Recorded data:
++++++
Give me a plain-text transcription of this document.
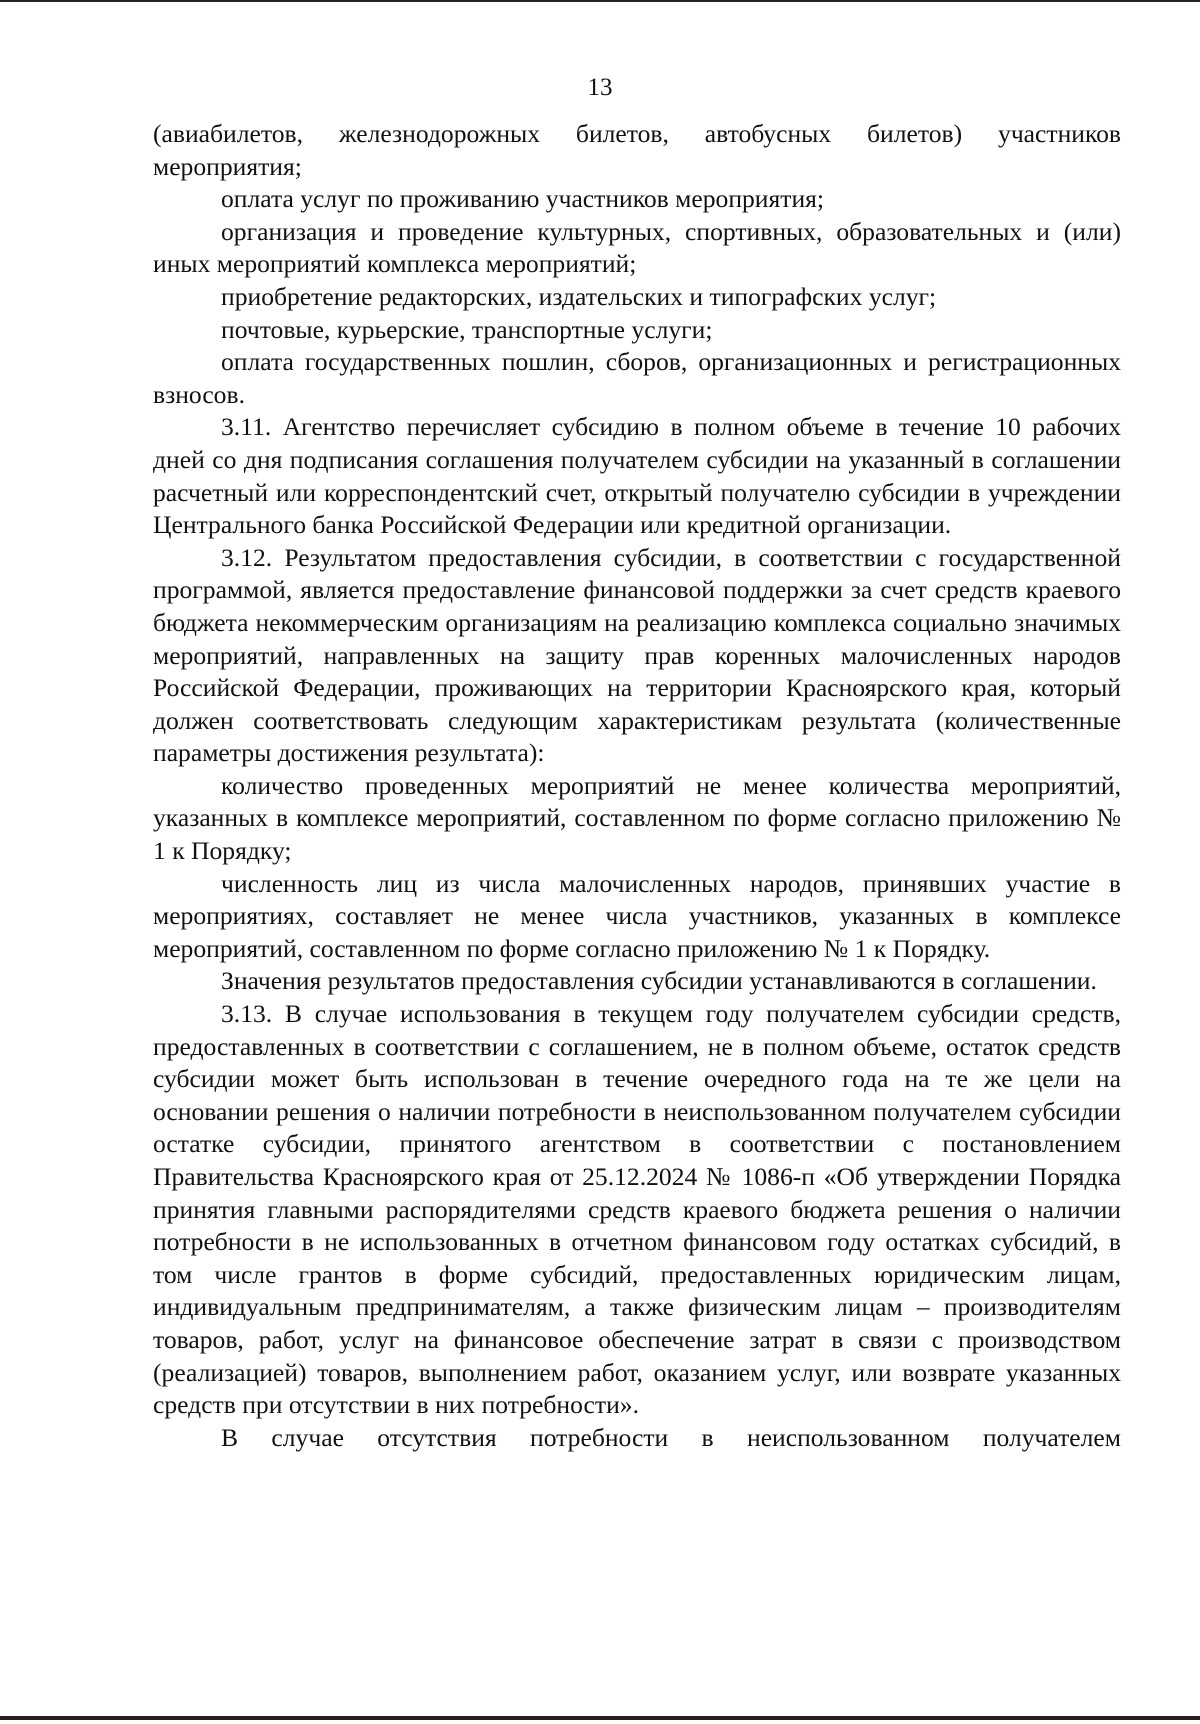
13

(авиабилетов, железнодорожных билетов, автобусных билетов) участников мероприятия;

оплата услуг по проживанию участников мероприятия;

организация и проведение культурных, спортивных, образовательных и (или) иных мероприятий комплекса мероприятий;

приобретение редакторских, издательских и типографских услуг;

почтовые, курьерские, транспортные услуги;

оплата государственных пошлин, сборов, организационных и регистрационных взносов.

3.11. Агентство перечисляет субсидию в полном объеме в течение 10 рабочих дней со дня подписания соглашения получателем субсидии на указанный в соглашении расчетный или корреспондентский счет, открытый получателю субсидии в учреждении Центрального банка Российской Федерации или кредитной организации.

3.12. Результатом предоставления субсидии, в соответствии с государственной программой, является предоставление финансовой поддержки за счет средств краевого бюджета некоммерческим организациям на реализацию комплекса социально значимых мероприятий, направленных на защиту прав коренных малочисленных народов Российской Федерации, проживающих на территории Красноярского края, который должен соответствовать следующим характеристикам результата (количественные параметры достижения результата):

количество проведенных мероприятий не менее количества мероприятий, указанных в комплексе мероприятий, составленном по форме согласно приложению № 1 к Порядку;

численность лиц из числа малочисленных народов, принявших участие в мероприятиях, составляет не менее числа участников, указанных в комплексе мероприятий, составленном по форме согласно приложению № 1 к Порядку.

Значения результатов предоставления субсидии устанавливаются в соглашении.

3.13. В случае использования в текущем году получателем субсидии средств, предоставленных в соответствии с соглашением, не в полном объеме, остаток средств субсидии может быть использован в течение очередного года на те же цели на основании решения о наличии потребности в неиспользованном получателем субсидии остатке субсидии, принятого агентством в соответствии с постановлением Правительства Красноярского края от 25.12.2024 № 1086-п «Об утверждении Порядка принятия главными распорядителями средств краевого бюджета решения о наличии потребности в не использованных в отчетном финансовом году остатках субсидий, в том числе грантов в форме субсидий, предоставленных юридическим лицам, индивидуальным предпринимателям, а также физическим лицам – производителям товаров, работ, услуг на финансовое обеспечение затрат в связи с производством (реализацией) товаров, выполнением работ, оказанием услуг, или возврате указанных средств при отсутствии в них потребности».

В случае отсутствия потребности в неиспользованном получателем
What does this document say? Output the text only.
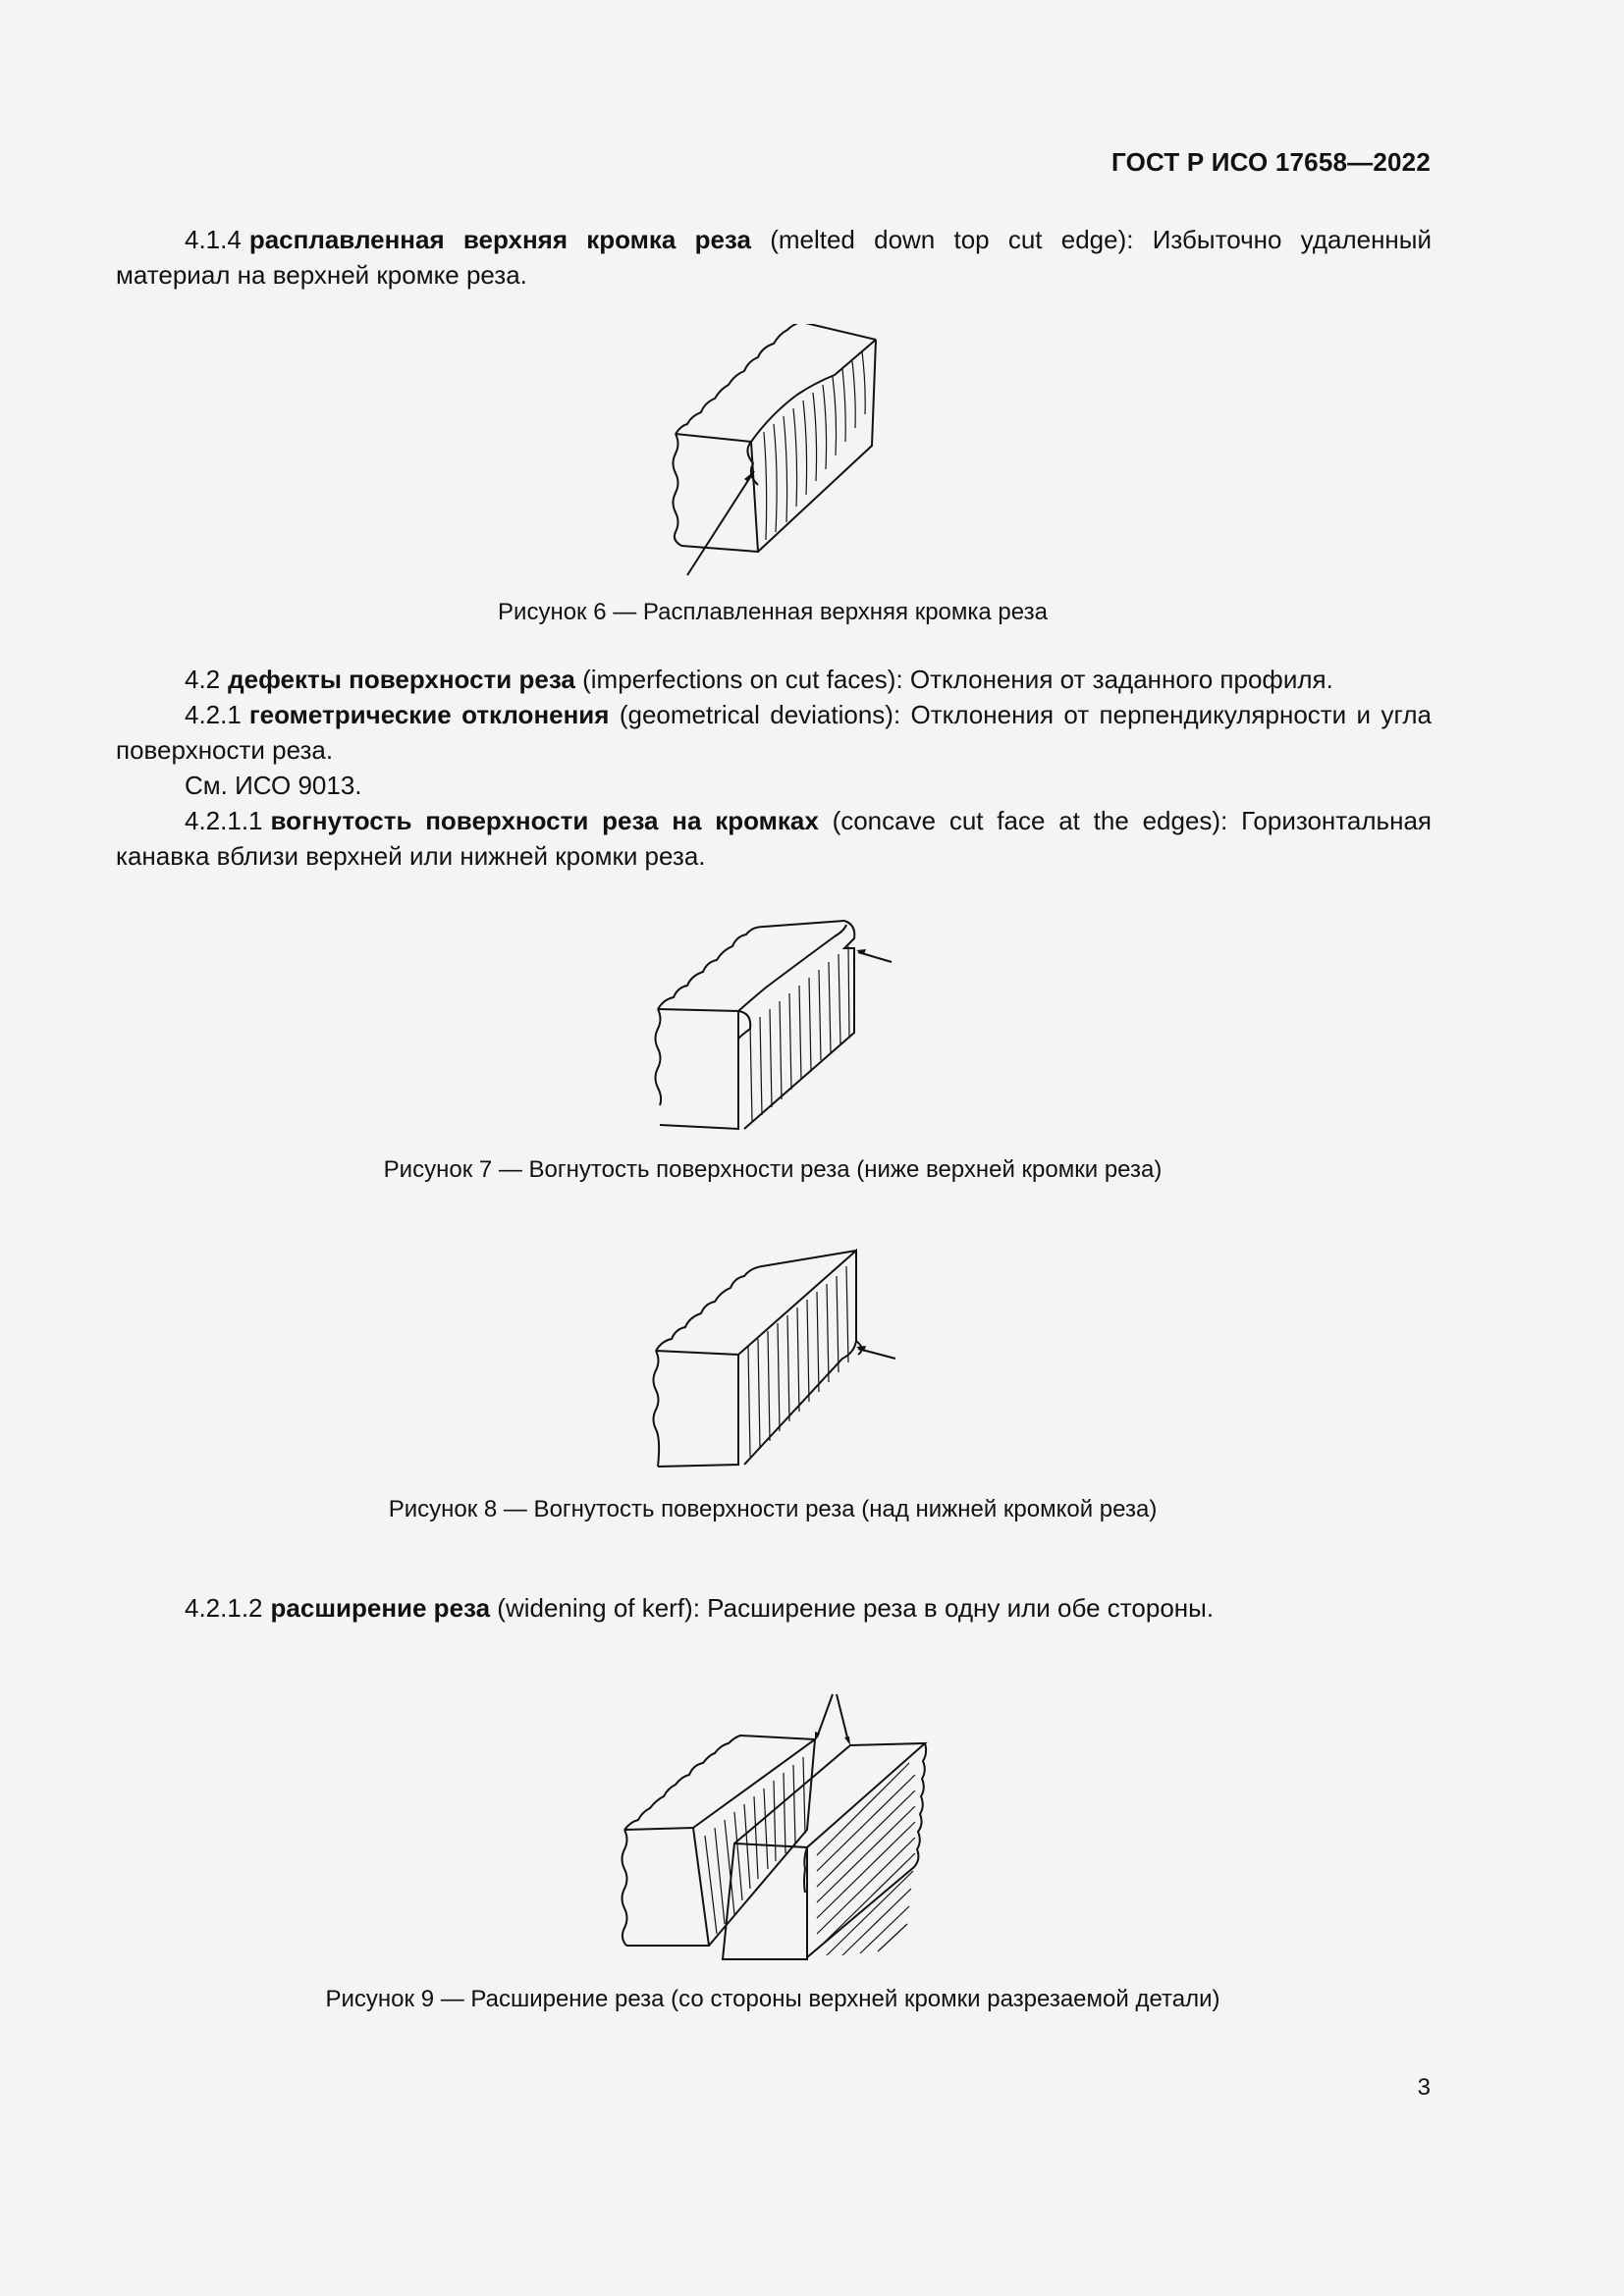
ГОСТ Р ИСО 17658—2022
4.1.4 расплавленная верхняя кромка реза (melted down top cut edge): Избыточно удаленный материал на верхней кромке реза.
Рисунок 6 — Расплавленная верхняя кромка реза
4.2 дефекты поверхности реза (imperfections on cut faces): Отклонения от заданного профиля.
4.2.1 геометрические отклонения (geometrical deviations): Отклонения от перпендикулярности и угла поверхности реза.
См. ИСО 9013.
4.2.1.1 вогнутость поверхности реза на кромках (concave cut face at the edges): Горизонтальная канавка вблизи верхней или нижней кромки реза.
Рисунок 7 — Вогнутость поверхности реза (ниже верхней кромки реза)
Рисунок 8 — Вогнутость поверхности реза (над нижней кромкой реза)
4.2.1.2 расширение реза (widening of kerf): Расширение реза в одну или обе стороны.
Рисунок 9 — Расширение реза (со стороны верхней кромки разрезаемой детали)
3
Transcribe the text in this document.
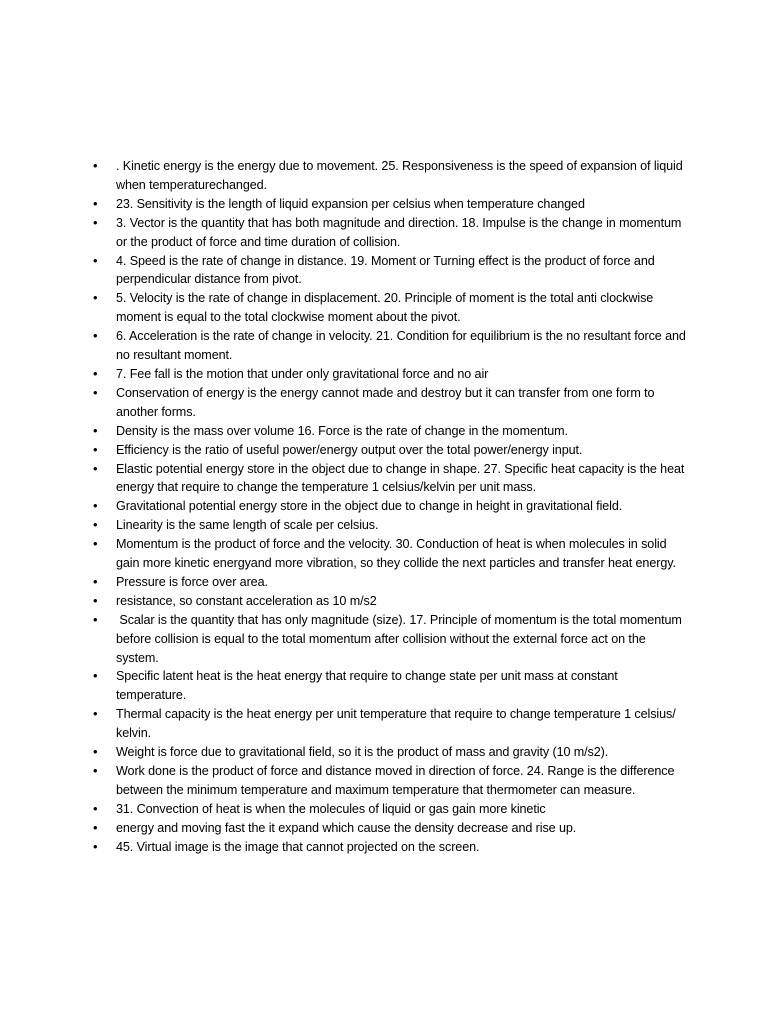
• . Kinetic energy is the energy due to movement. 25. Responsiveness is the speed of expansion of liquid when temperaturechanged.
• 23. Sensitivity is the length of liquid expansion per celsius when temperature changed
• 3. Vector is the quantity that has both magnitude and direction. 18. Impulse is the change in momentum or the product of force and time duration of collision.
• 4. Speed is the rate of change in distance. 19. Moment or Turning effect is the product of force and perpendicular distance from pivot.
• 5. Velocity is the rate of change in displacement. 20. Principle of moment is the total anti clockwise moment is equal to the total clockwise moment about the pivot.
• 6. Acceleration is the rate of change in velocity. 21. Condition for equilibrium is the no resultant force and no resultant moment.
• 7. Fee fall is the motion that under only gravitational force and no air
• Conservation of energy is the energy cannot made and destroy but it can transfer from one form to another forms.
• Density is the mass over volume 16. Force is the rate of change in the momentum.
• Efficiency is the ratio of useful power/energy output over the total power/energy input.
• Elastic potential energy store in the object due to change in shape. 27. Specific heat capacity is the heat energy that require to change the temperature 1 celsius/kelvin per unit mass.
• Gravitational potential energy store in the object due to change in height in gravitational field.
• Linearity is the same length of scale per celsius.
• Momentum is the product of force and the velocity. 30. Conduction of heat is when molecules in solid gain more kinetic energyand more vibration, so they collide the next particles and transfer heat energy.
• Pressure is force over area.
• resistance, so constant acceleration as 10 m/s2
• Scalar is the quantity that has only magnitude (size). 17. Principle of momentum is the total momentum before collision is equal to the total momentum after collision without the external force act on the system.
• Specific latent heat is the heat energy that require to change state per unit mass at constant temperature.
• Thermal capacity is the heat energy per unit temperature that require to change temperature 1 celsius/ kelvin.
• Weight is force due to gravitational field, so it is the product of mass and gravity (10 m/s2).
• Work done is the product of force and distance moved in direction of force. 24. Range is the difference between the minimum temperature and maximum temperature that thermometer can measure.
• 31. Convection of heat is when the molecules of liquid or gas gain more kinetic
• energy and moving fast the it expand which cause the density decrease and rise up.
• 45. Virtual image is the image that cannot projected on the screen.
++++++
■ Work instructions
Filter the data for the string "течение" and copy every line that has it.

■ Written response
3.11. Агентство перечисляет субсидию в полном объеме в течение 10 рабочих дней со дня подписания соглашения получателем субсидии на указанный в соглашении расчетный или корреспондентский счет, открытый получателю субсидии в учреждении Центрального банка Российской Федерации или кредитной организации.
3.13. В случае использования в текущем году получателем субсидии средств, предоставленных в соответствии с соглашением, не в полном объеме, остаток средств субсидии может быть использован в течение очередного года на те же цели на основании решения о наличии потребности в неиспользованном получателем субсидии остатке субсидии, принятого агентством в соответствии с постановлением Правительства Красноярского края от 25.12.2024 № 1086-п «Об утверждении Порядка принятия главными распорядителями средств краевого бюджета решения о наличии потребности в не использованных в отчетном финансовом году остатках субсидий, в том числе грантов в форме субсидий, предоставленных юридическим лицам, индивидуальным предпринимателям, а также физическим лицам – производителям товаров, работ, услуг на финансовое обеспечение затрат в связи с производством (реализацией) товаров, выполнением работ, оказанием услуг, или возврате указанных средств при отсутствии в них потребности».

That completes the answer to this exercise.